Set task: Check each line of the records below and collect those that include the word "Research".

Provided records:
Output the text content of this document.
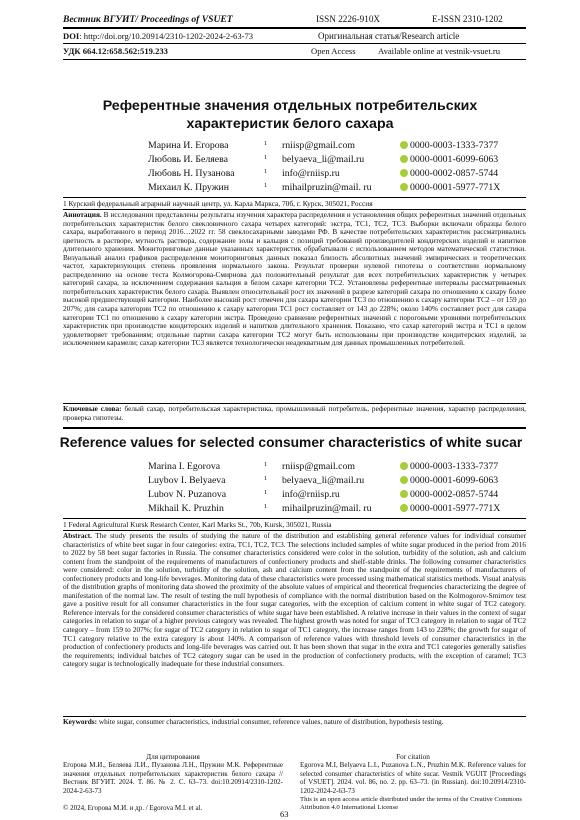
Вестник ВГУИТ/ Proceedings of VSUET	ISSN 2226-910X	E-ISSN 2310-1202
DOI: http://doi.org/10.20914/2310-1202-2024-2-63-73	Оригинальная статья/Research article
УДК 664.12:658.562:519.233	Open Access	Available online at vestnik-vsuet.ru
Референтные значения отдельных потребительских характеристик белого сахара
Марина И. Егорова	1 rniisp@gmail.com	0000-0003-1333-7377
Любовь И. Беляева	1 belyaeva_li@mail.ru	0000-0001-6099-6063
Любовь Н. Пузанова	1 info@rniisp.ru	0000-0002-0857-5744
Михаил К. Пружин	1 mihailpruzin@mail. ru	0000-0001-5977-771X
1 Курский федеральный аграрный научный центр, ул. Карла Маркса, 70б, г. Курск, 305021, Россия
Аннотация. В исследовании представлены результаты изучения характера распределения и установления общих референтных значений отдельных потребительских характеристик белого свекловичного сахара четырех категорий: экстра, ТС1, ТС2, ТС3. Выборки включали образцы белого сахара, выработанного в период 2016…2022 гг. 58 свеклосахарными заводами РФ. В качестве потребительских характеристик рассматривались цветность в растворе, мутность раствора, содержание золы и кальция с позиций требований производителей кондитерских изделий и напитков длительного хранения. Мониторинговые данные указанных характеристик обрабатывали с использованием методов математической статистики. Визуальный анализ графиков распределения мониторинговых данных показал близость абсолютных значений эмпирических и теоретических частот, характеризующих степень проявления нормального закона. Результат проверки нулевой гипотезы о соответствии нормальному распределению на основе теста Колмогорова-Смирнова дал положительный результат для всех потребительских характеристик у четырех категорий сахара, за исключением содержания кальция в белом сахаре категории ТС2. Установлены референтные интервалы рассматриваемых потребительских характеристик белого сахара. Выявлен относительный рост их значений в разрезе категорий сахара по отношению к сахару более высокой предшествующей категории. Наиболее высокий рост отмечен для сахара категории ТС3 по отношению к сахару категории ТС2 – от 159 до 207%; для сахара категории ТС2 по отношению к сахару категории ТС1 рост составляет от 143 до 228%; около 140% составляет рост для сахара категории ТС1 по отношению к сахару категории экстра. Проведено сравнение референтных значений с пороговыми уровнями потребительских характеристик при производстве кондитерских изделий и напитков длительного хранения. Показано, что сахар категорий экстра и ТС1 в целом удовлетворяет требованиям; отдельные партии сахара категории ТС2 могут быть использованы при производстве кондитерских изделий, за исключением карамели; сахар категории ТС3 является технологически неадекватным для данных промышленных потребителей.
Ключевые слова: белый сахар, потребительская характеристика, промышленный потребитель, референтные значения, характер распределения, проверка гипотезы.
Reference values for selected consumer characteristics of white sucar
Marina I. Egorova	1 rniisp@gmail.com	0000-0003-1333-7377
Luybov I. Belyaeva	1 belyaeva_li@mail.ru	0000-0001-6099-6063
Lubov N. Puzanova	1 info@rniisp.ru	0000-0002-0857-5744
Mikhail K. Pruzhin	1 mihailpruzin@mail. ru	0000-0001-5977-771X
1 Federal Agricultural Kursk Research Center, Karl Marks St., 70b, Kursk, 305021, Russia
Abstract. The study presents the results of studying the nature of the distribution and establishing general reference values for individual consumer characteristics of white beet sugar in four categories: extra, TC1, TC2, TC3. The selections included samples of white sugar produced in the period from 2016 to 2022 by 58 beet sugar factories in Russia. The consumer characteristics considered were color in the solution, turbidity of the solution, ash and calcium content from the standpoint of the requirements of manufacturers of confectionery products and shelf-stable drinks. The following consumer characteristics were considered: color in the solution, turbidity of the solution, ash and calcium content from the standpoint of the requirements of manufacturers of confectionery products and long-life beverages. Monitoring data of these characteristics were processed using mathematical statistics methods. Visual analysis of the distribution graphs of monitoring data showed the proximity of the absolute values of empirical and theoretical frequencies characterizing the degree of manifestation of the normal law. The result of testing the null hypothesis of compliance with the normal distribution based on the Kolmogorov-Smirnov test gave a positive result for all consumer characteristics in the four sugar categories, with the exception of calcium content in white sugar of TC2 category. Reference intervals for the considered consumer characteristics of white sugar have been established. A relative increase in their values in the context of sugar categories in relation to sugar of a higher previous category was revealed. The highest growth was noted for sugar of TC3 category in relation to sugar of TC2 category – from 159 to 207%; for sugar of TC2 category in relation to sugar of TC1 category, the increase ranges from 143 to 228%; the growth for sugar of TC1 category relative to the extra category is about 140%. A comparison of reference values with threshold levels of consumer characteristics in the production of confectionery products and long-life beverages was carried out. It has been shown that sugar in the extra and TC1 categories generally satisfies the requirements; individual batches of TC2 category sugar can be used in the production of confectionery products, with the exception of caramel; TC3 category sugar is technologically inadequate for these industrial consumers.
Keywords: white sugar, consumer characteristics, industrial consumer, reference values, nature of distribution, hypothesis testing.
Для цитирования
Егорова М.И., Беляева Л.И., Пузанова Л.Н., Пружин М.К. Референтные значения отдельных потребительских характеристик белого сахара // Вестник ВГУИТ. 2024. Т. 86. № 2. С. 63–73. doi:10.20914/2310-1202-2024-2-63-73
For citation
Egorova M.I, Belyaeva L.I., Puzanova L.N., Pruzhin M.K. Reference values for selected consumer characteristics of white sucar. Vestnik VGUIT [Proceedings of VSUET]. 2024. vol. 86, no. 2. pp. 63–73. (in Russian). doi:10.20914/2310-1202-2024-2-63-73
© 2024, Егорова М.И. и др. / Egorova M.I. et al.
This is an open access article distributed under the terms of the Creative Commons Attribution 4.0 International License
63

Output for this exercise:
DOI: http://doi.org/10.20914/2310-1202-2024-2-63-73	Оригинальная статья/Research article
1 Federal Agricultural Kursk Research Center, Karl Marks St., 70b, Kursk, 305021, Russia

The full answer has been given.